[Start AVAILABLE DATA]

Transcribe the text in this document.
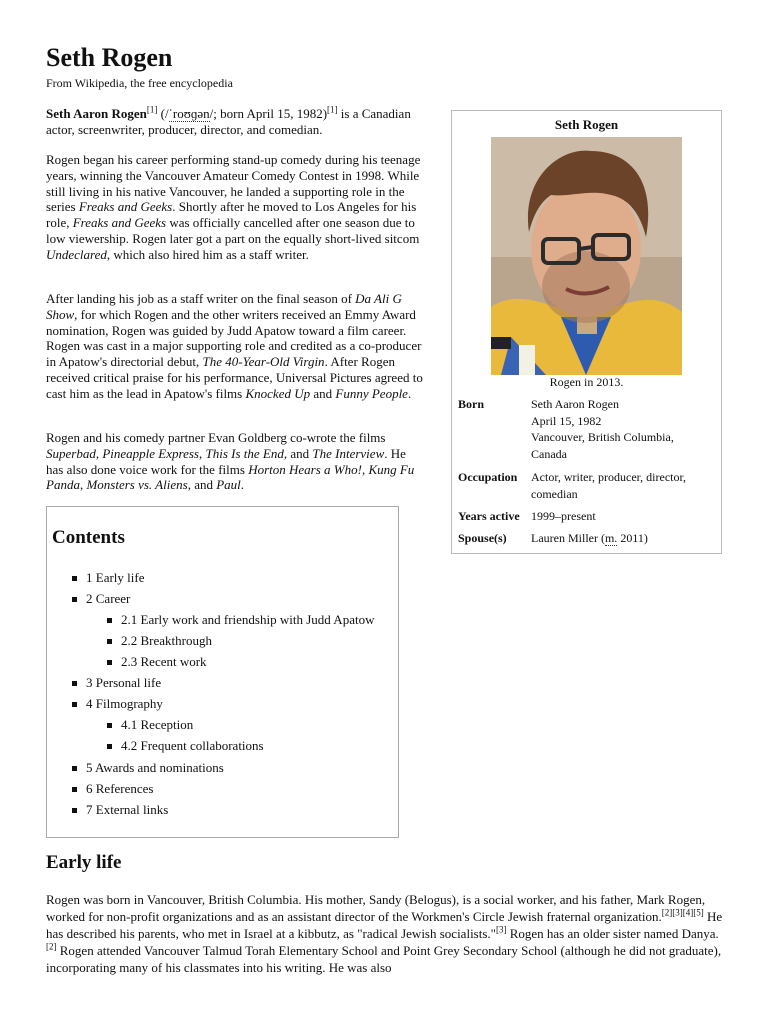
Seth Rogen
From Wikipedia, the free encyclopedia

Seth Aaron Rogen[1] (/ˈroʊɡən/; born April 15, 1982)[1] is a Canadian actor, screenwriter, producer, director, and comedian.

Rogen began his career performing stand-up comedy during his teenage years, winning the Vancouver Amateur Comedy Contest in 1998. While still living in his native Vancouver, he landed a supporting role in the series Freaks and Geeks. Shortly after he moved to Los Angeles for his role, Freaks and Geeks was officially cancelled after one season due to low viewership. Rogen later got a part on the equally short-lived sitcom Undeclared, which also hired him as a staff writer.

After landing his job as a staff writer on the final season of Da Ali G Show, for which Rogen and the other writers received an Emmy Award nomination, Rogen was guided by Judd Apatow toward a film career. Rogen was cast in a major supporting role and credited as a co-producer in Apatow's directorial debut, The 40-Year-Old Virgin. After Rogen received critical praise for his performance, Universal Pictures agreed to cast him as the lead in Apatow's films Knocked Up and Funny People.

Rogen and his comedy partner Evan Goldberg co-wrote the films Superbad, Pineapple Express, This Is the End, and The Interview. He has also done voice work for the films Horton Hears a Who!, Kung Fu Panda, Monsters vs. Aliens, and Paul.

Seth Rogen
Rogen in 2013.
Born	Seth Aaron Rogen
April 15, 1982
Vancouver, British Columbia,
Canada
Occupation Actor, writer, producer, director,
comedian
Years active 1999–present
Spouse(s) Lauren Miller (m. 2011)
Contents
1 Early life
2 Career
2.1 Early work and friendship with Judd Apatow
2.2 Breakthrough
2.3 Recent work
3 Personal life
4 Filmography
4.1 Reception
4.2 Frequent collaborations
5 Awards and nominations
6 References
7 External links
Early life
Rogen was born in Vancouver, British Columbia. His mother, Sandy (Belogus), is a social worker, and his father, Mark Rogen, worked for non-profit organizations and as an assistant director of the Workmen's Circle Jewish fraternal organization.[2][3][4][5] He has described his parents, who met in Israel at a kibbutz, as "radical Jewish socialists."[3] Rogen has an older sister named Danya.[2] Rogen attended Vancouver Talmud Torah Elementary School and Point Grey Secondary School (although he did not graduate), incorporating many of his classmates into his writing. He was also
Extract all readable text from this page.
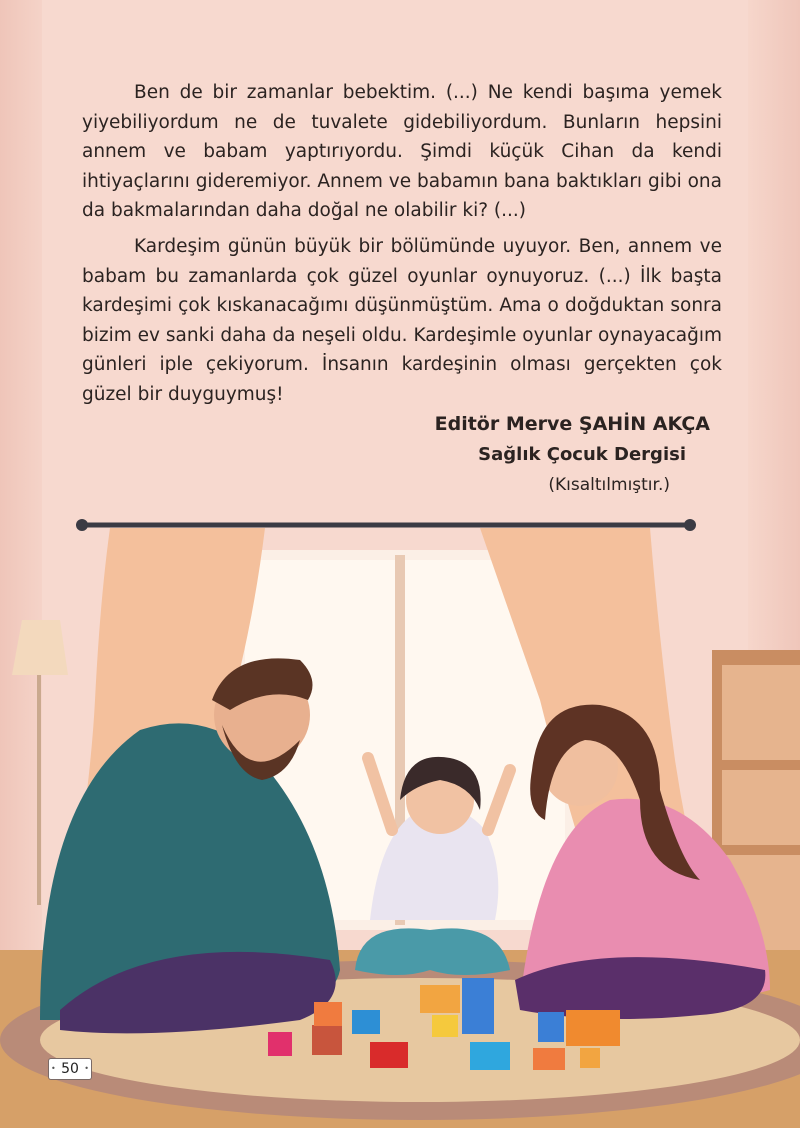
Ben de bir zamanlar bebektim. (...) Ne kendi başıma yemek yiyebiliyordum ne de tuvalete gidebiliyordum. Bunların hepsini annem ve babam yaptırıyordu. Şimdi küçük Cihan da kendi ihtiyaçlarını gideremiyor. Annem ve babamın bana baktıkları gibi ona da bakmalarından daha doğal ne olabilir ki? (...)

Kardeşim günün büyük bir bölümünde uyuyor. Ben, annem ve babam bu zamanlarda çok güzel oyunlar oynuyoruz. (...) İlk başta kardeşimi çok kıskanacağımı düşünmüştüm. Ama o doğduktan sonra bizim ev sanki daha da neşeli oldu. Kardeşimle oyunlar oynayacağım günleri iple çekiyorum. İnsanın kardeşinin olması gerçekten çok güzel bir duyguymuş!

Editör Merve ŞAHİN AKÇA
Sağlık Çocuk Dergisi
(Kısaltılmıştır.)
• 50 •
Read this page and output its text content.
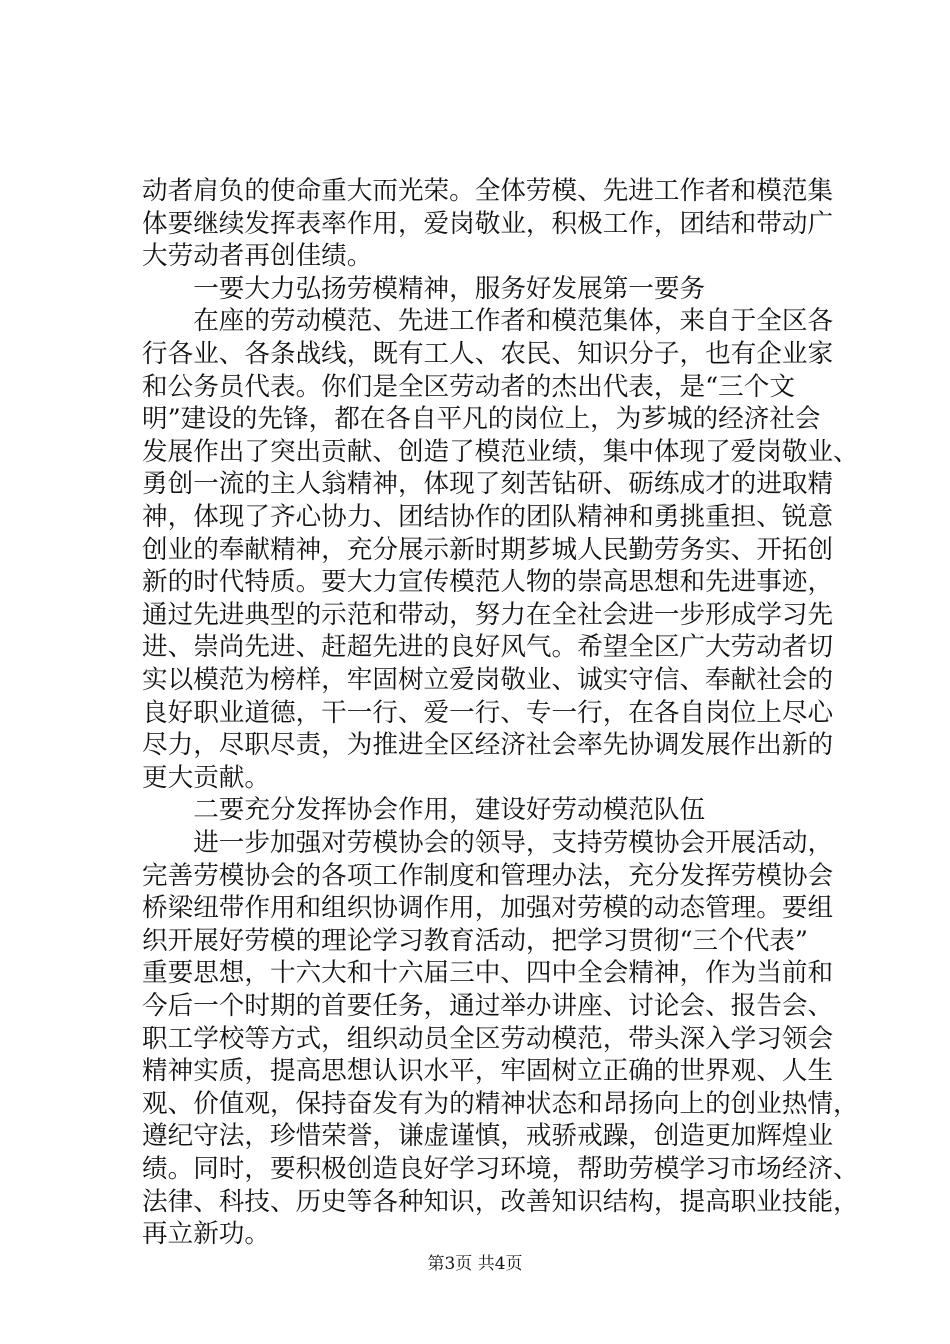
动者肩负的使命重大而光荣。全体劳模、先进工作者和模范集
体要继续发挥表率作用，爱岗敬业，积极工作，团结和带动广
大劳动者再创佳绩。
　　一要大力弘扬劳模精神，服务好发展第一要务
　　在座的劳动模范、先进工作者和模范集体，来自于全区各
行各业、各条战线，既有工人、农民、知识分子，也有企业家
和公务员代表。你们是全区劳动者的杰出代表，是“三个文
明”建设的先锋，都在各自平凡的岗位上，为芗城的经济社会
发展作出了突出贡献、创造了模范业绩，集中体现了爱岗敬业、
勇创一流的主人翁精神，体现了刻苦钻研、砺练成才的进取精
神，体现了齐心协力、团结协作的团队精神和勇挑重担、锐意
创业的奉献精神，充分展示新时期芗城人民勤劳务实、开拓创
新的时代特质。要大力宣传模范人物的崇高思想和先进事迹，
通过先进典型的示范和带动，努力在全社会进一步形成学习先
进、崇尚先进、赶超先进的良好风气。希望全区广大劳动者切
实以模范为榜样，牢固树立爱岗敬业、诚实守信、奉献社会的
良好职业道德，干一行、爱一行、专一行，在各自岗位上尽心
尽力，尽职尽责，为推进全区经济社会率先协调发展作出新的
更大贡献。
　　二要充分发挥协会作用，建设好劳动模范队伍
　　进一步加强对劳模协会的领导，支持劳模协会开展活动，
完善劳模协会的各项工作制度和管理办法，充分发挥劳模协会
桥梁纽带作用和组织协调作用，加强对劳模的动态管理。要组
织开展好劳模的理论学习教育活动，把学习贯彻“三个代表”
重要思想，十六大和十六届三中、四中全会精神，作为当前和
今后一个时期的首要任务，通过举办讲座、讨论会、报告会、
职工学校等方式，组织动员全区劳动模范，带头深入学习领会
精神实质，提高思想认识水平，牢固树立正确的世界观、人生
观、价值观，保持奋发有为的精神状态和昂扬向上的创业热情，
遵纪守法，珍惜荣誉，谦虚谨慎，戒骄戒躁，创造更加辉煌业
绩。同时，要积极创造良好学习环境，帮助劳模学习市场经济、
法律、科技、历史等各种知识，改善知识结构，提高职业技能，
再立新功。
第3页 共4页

[End AVAILABLE DATA]

# [SHORT PROBLEM]
Output the data exactly. Pictures don't belong in the result.

# [WRITTEN ANSWER]
Transcribe the text in this document.
Seth Rogen
From Wikipedia, the free encyclopedia

Seth Aaron Rogen[1] (/ˈroʊɡən/; born April 15, 1982)[1] is a Canadian actor, screenwriter, producer, director, and comedian.

Rogen began his career performing stand-up comedy during his teenage years, winning the Vancouver Amateur Comedy Contest in 1998. While still living in his native Vancouver, he landed a supporting role in the series Freaks and Geeks. Shortly after he moved to Los Angeles for his role, Freaks and Geeks was officially cancelled after one season due to low viewership. Rogen later got a part on the equally short-lived sitcom Undeclared, which also hired him as a staff writer.

After landing his job as a staff writer on the final season of Da Ali G Show, for which Rogen and the other writers received an Emmy Award nomination, Rogen was guided by Judd Apatow toward a film career. Rogen was cast in a major supporting role and credited as a co-producer in Apatow's directorial debut, The 40-Year-Old Virgin. After Rogen received critical praise for his performance, Universal Pictures agreed to cast him as the lead in Apatow's films Knocked Up and Funny People.

Rogen and his comedy partner Evan Goldberg co-wrote the films Superbad, Pineapple Express, This Is the End, and The Interview. He has also done voice work for the films Horton Hears a Who!, Kung Fu Panda, Monsters vs. Aliens, and Paul.

Seth Rogen
Rogen in 2013.
Born	Seth Aaron Rogen
April 15, 1982
Vancouver, British Columbia,
Canada
Occupation Actor, writer, producer, director,
comedian
Years active 1999–present
Spouse(s) Lauren Miller (m. 2011)
Contents
1 Early life
2 Career
2.1 Early work and friendship with Judd Apatow
2.2 Breakthrough
2.3 Recent work
3 Personal life
4 Filmography
4.1 Reception
4.2 Frequent collaborations
5 Awards and nominations
6 References
7 External links
Early life
Rogen was born in Vancouver, British Columbia. His mother, Sandy (Belogus), is a social worker, and his father, Mark Rogen, worked for non-profit organizations and as an assistant director of the Workmen's Circle Jewish fraternal organization.[2][3][4][5] He has described his parents, who met in Israel at a kibbutz, as "radical Jewish socialists."[3] Rogen has an older sister named Danya.[2] Rogen attended Vancouver Talmud Torah Elementary School and Point Grey Secondary School (although he did not graduate), incorporating many of his classmates into his writing. He was also
Extract all readable text from this page.
Ben de bir zamanlar bebektim. (...) Ne kendi başıma yemek yiyebiliyordum ne de tuvalete gidebiliyordum. Bunların hepsini annem ve babam yaptırıyordu. Şimdi küçük Cihan da kendi ihtiyaçlarını gideremiyor. Annem ve babamın bana baktıkları gibi ona da bakmalarından daha doğal ne olabilir ki? (...)

Kardeşim günün büyük bir bölümünde uyuyor. Ben, annem ve babam bu zamanlarda çok güzel oyunlar oynuyoruz. (...) İlk başta kardeşimi çok kıskanacağımı düşünmüştüm. Ama o doğduktan sonra bizim ev sanki daha da neşeli oldu. Kardeşimle oyunlar oynayacağım günleri iple çekiyorum. İnsanın kardeşinin olması gerçekten çok güzel bir duyguymuş!

Editör Merve ŞAHİN AKÇA
Sağlık Çocuk Dergisi
(Kısaltılmıştır.)
• 50 •
Read this page and output its text content.
动者肩负的使命重大而光荣。全体劳模、先进工作者和模范集
体要继续发挥表率作用，爱岗敬业，积极工作，团结和带动广
大劳动者再创佳绩。
　　一要大力弘扬劳模精神，服务好发展第一要务
　　在座的劳动模范、先进工作者和模范集体，来自于全区各
行各业、各条战线，既有工人、农民、知识分子，也有企业家
和公务员代表。你们是全区劳动者的杰出代表，是“三个文
明”建设的先锋，都在各自平凡的岗位上，为芗城的经济社会
发展作出了突出贡献、创造了模范业绩，集中体现了爱岗敬业、
勇创一流的主人翁精神，体现了刻苦钻研、砺练成才的进取精
神，体现了齐心协力、团结协作的团队精神和勇挑重担、锐意
创业的奉献精神，充分展示新时期芗城人民勤劳务实、开拓创
新的时代特质。要大力宣传模范人物的崇高思想和先进事迹，
通过先进典型的示范和带动，努力在全社会进一步形成学习先
进、崇尚先进、赶超先进的良好风气。希望全区广大劳动者切
实以模范为榜样，牢固树立爱岗敬业、诚实守信、奉献社会的
良好职业道德，干一行、爱一行、专一行，在各自岗位上尽心
尽力，尽职尽责，为推进全区经济社会率先协调发展作出新的
更大贡献。
　　二要充分发挥协会作用，建设好劳动模范队伍
　　进一步加强对劳模协会的领导，支持劳模协会开展活动，
完善劳模协会的各项工作制度和管理办法，充分发挥劳模协会
桥梁纽带作用和组织协调作用，加强对劳模的动态管理。要组
织开展好劳模的理论学习教育活动，把学习贯彻“三个代表”
重要思想，十六大和十六届三中、四中全会精神，作为当前和
今后一个时期的首要任务，通过举办讲座、讨论会、报告会、
职工学校等方式，组织动员全区劳动模范，带头深入学习领会
精神实质，提高思想认识水平，牢固树立正确的世界观、人生
观、价值观，保持奋发有为的精神状态和昂扬向上的创业热情，
遵纪守法，珍惜荣誉，谦虚谨慎，戒骄戒躁，创造更加辉煌业
绩。同时，要积极创造良好学习环境，帮助劳模学习市场经济、
法律、科技、历史等各种知识，改善知识结构，提高职业技能，
再立新功。
第3页 共4页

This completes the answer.